Dataset records
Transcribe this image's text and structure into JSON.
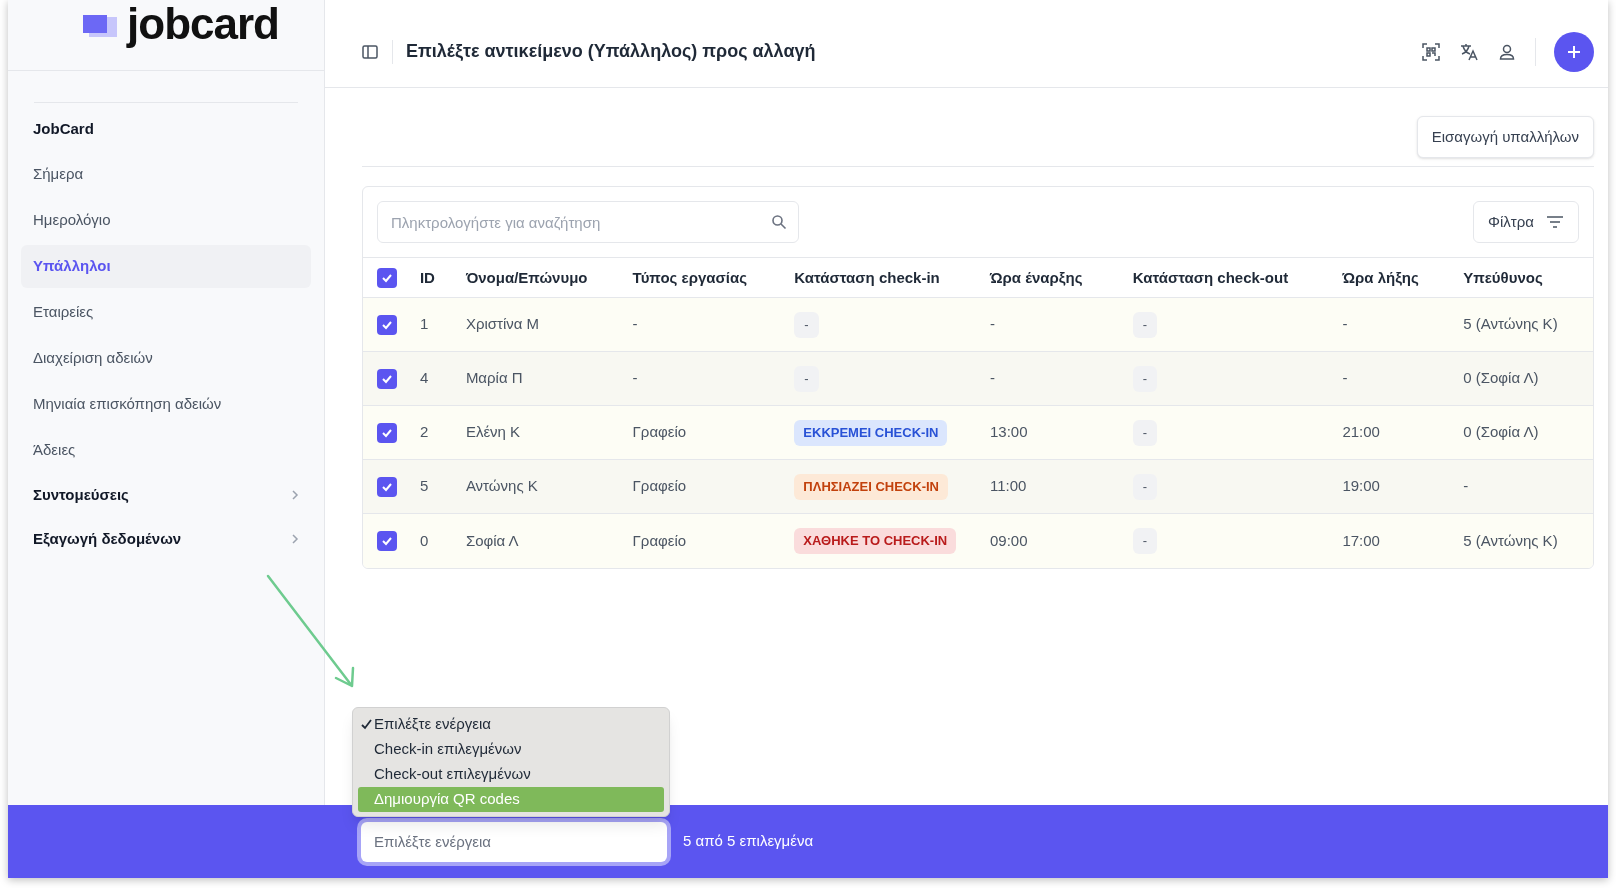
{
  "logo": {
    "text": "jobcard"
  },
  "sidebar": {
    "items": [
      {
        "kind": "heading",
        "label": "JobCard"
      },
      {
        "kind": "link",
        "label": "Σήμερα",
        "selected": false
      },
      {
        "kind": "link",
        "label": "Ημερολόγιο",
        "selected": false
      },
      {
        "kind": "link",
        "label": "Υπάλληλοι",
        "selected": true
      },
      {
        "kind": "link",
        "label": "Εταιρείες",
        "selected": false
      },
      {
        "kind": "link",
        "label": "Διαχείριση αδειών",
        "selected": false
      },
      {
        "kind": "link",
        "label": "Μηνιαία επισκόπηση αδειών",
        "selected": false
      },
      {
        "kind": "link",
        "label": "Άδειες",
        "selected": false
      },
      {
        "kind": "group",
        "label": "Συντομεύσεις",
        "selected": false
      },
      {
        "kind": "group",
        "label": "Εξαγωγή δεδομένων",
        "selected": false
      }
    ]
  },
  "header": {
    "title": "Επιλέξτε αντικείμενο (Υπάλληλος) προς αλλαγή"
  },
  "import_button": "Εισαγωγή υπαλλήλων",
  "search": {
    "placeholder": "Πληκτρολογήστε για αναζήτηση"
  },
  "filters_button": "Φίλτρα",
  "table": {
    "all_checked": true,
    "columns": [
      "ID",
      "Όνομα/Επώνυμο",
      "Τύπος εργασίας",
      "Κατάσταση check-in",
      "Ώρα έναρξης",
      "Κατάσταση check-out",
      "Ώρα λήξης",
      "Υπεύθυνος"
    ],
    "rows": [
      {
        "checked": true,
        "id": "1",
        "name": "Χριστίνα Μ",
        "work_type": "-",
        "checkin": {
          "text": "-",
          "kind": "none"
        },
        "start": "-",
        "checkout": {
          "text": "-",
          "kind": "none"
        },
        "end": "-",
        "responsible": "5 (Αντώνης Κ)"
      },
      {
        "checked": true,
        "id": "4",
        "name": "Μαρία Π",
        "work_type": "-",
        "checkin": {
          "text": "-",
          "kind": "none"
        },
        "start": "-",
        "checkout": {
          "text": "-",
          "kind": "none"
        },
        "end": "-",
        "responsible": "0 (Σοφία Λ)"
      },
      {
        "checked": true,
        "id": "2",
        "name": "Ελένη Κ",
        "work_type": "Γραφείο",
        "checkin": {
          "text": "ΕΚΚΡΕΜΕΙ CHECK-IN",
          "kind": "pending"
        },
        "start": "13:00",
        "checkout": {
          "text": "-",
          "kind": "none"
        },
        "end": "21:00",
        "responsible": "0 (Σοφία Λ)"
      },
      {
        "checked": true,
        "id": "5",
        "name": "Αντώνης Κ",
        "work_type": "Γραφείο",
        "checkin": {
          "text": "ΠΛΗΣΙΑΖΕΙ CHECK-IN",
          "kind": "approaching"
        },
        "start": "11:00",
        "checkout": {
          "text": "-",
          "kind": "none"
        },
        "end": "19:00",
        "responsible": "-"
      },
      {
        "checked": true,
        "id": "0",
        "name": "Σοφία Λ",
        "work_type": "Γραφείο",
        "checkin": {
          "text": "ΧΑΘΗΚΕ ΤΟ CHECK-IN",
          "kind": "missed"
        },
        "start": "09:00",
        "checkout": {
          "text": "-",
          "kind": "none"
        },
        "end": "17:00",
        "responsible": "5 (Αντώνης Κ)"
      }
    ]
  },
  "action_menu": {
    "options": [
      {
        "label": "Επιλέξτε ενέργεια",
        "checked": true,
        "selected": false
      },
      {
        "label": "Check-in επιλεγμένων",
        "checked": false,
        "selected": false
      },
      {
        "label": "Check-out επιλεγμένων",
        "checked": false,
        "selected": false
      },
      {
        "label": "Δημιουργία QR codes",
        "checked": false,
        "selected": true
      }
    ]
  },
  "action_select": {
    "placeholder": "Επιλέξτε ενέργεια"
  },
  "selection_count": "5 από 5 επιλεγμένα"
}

### WORK REQUIRED:
Repeat each record exactly as shown above, dropping all images.

### COMPLETE RESPONSE:
Transcribe this image's text and structure into JSON.
{
  "logo": {
    "text": "jobcard"
  },
  "sidebar": {
    "items": [
      {
        "kind": "heading",
        "label": "JobCard"
      },
      {
        "kind": "link",
        "label": "Σήμερα",
        "selected": false
      },
      {
        "kind": "link",
        "label": "Ημερολόγιο",
        "selected": false
      },
      {
        "kind": "link",
        "label": "Υπάλληλοι",
        "selected": true
      },
      {
        "kind": "link",
        "label": "Εταιρείες",
        "selected": false
      },
      {
        "kind": "link",
        "label": "Διαχείριση αδειών",
        "selected": false
      },
      {
        "kind": "link",
        "label": "Μηνιαία επισκόπηση αδειών",
        "selected": false
      },
      {
        "kind": "link",
        "label": "Άδειες",
        "selected": false
      },
      {
        "kind": "group",
        "label": "Συντομεύσεις",
        "selected": false
      },
      {
        "kind": "group",
        "label": "Εξαγωγή δεδομένων",
        "selected": false
      }
    ]
  },
  "header": {
    "title": "Επιλέξτε αντικείμενο (Υπάλληλος) προς αλλαγή"
  },
  "import_button": "Εισαγωγή υπαλλήλων",
  "search": {
    "placeholder": "Πληκτρολογήστε για αναζήτηση"
  },
  "filters_button": "Φίλτρα",
  "table": {
    "all_checked": true,
    "columns": [
      "ID",
      "Όνομα/Επώνυμο",
      "Τύπος εργασίας",
      "Κατάσταση check-in",
      "Ώρα έναρξης",
      "Κατάσταση check-out",
      "Ώρα λήξης",
      "Υπεύθυνος"
    ],
    "rows": [
      {
        "checked": true,
        "id": "1",
        "name": "Χριστίνα Μ",
        "work_type": "-",
        "checkin": {
          "text": "-",
          "kind": "none"
        },
        "start": "-",
        "checkout": {
          "text": "-",
          "kind": "none"
        },
        "end": "-",
        "responsible": "5 (Αντώνης Κ)"
      },
      {
        "checked": true,
        "id": "4",
        "name": "Μαρία Π",
        "work_type": "-",
        "checkin": {
          "text": "-",
          "kind": "none"
        },
        "start": "-",
        "checkout": {
          "text": "-",
          "kind": "none"
        },
        "end": "-",
        "responsible": "0 (Σοφία Λ)"
      },
      {
        "checked": true,
        "id": "2",
        "name": "Ελένη Κ",
        "work_type": "Γραφείο",
        "checkin": {
          "text": "ΕΚΚΡΕΜΕΙ CHECK-IN",
          "kind": "pending"
        },
        "start": "13:00",
        "checkout": {
          "text": "-",
          "kind": "none"
        },
        "end": "21:00",
        "responsible": "0 (Σοφία Λ)"
      },
      {
        "checked": true,
        "id": "5",
        "name": "Αντώνης Κ",
        "work_type": "Γραφείο",
        "checkin": {
          "text": "ΠΛΗΣΙΑΖΕΙ CHECK-IN",
          "kind": "approaching"
        },
        "start": "11:00",
        "checkout": {
          "text": "-",
          "kind": "none"
        },
        "end": "19:00",
        "responsible": "-"
      },
      {
        "checked": true,
        "id": "0",
        "name": "Σοφία Λ",
        "work_type": "Γραφείο",
        "checkin": {
          "text": "ΧΑΘΗΚΕ ΤΟ CHECK-IN",
          "kind": "missed"
        },
        "start": "09:00",
        "checkout": {
          "text": "-",
          "kind": "none"
        },
        "end": "17:00",
        "responsible": "5 (Αντώνης Κ)"
      }
    ]
  },
  "action_menu": {
    "options": [
      {
        "label": "Επιλέξτε ενέργεια",
        "checked": true,
        "selected": false
      },
      {
        "label": "Check-in επιλεγμένων",
        "checked": false,
        "selected": false
      },
      {
        "label": "Check-out επιλεγμένων",
        "checked": false,
        "selected": false
      },
      {
        "label": "Δημιουργία QR codes",
        "checked": false,
        "selected": true
      }
    ]
  },
  "action_select": {
    "placeholder": "Επιλέξτε ενέργεια"
  },
  "selection_count": "5 από 5 επιλεγμένα"
}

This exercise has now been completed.